Goal of the exercise >>
Count lines with the string "name" in them. State the number alone.
-- begin Record set --
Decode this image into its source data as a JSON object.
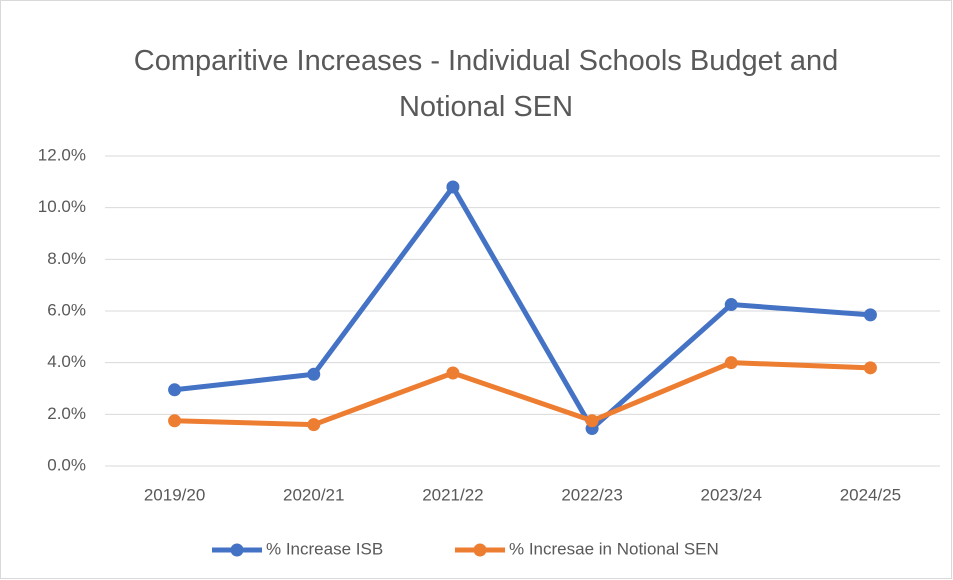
{
  "chart_data": {
    "type": "line",
    "title": "Comparitive Increases - Individual Schools Budget and Notional SEN",
    "categories": [
      "2019/20",
      "2020/21",
      "2021/22",
      "2022/23",
      "2023/24",
      "2024/25"
    ],
    "series": [
      {
        "name": "% Increase ISB",
        "color": "#4472c4",
        "values": [
          2.95,
          3.55,
          10.8,
          1.45,
          6.25,
          5.85
        ]
      },
      {
        "name": "% Incresae in Notional SEN",
        "color": "#ed7d31",
        "values": [
          1.75,
          1.6,
          3.6,
          1.75,
          4.0,
          3.8
        ]
      }
    ],
    "ylim": [
      0,
      12
    ],
    "yticks": [
      {
        "value": 0,
        "label": "0.0%"
      },
      {
        "value": 2,
        "label": "2.0%"
      },
      {
        "value": 4,
        "label": "4.0%"
      },
      {
        "value": 6,
        "label": "6.0%"
      },
      {
        "value": 8,
        "label": "8.0%"
      },
      {
        "value": 10,
        "label": "10.0%"
      },
      {
        "value": 12,
        "label": "12.0%"
      }
    ],
    "grid": true,
    "legend": "bottom"
  }
}
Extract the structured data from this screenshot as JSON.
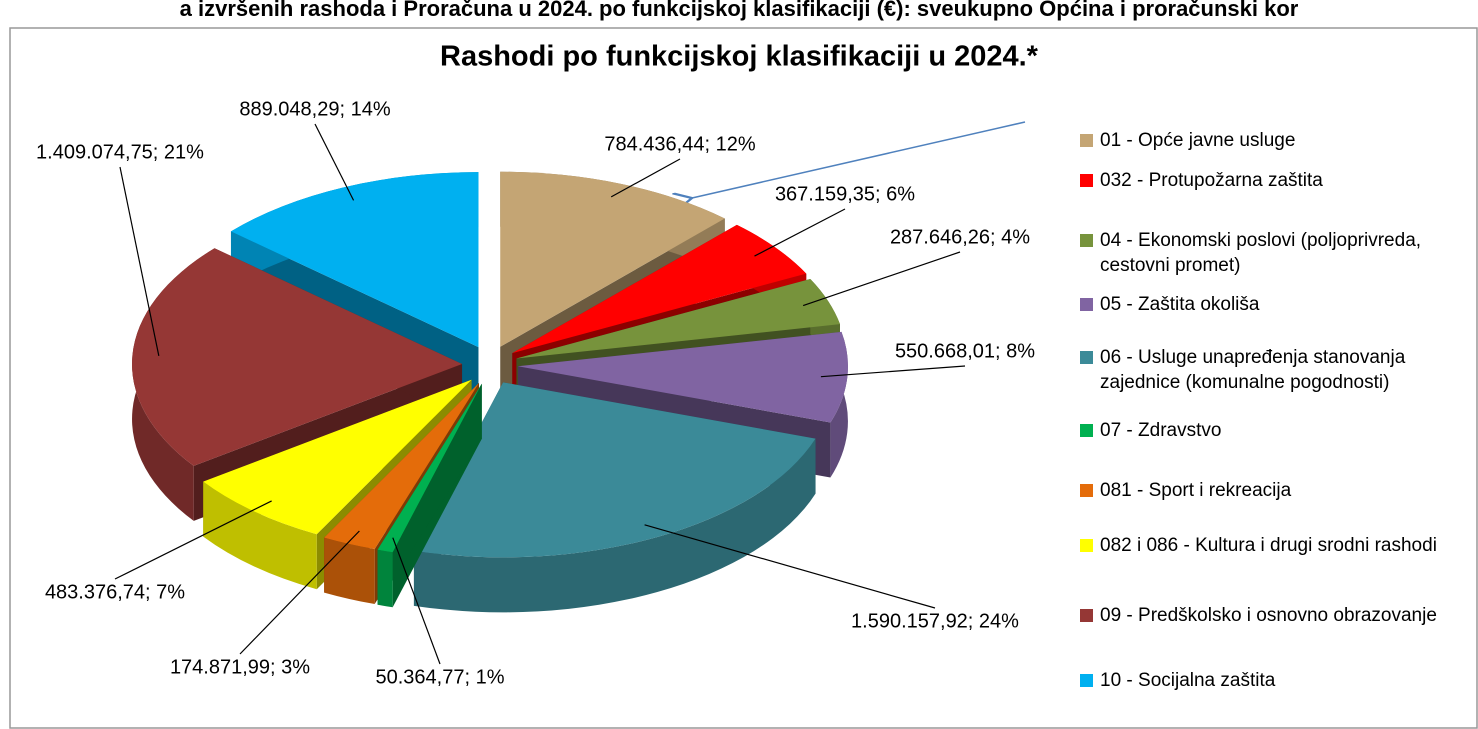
{
  "page_header": "a izvršenih rashoda i Proračuna u 2024. po funkcijskoj klasifikaciji (€): sveukupno Općina i proračunski kor",
  "chart_data": {
    "type": "pie",
    "title": "Rashodi po funkcijskoj klasifikaciji u 2024.*",
    "categories": [
      "01 - Opće javne usluge",
      "032 - Protupožarna zaštita",
      "04 - Ekonomski poslovi (poljoprivreda, cestovni promet)",
      "05 - Zaštita okoliša",
      "06 - Usluge unapređenja stanovanja zajednice  (komunalne pogodnosti)",
      "07 - Zdravstvo",
      "081 - Sport i rekreacija",
      "082 i 086 - Kultura i drugi srodni rashodi",
      "09 - Predškolsko i osnovno obrazovanje",
      "10 - Socijalna zaštita"
    ],
    "values": [
      784436.44,
      367159.35,
      287646.26,
      550668.01,
      1590157.92,
      50364.77,
      174871.99,
      483376.74,
      1409074.75,
      889048.29
    ],
    "value_labels": [
      "784.436,44; 12%",
      "367.159,35; 6%",
      "287.646,26; 4%",
      "550.668,01; 8%",
      "1.590.157,92; 24%",
      "50.364,77; 1%",
      "174.871,99; 3%",
      "483.376,74; 7%",
      "1.409.074,75; 21%",
      "889.048,29; 14%"
    ],
    "colors": [
      "#c4a574",
      "#ff0000",
      "#77933c",
      "#8064a2",
      "#3b8a98",
      "#00b050",
      "#e46c0a",
      "#ffff00",
      "#953735",
      "#00b0f0"
    ],
    "legend": "right"
  }
}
-- end Record set --
Correct result >>
2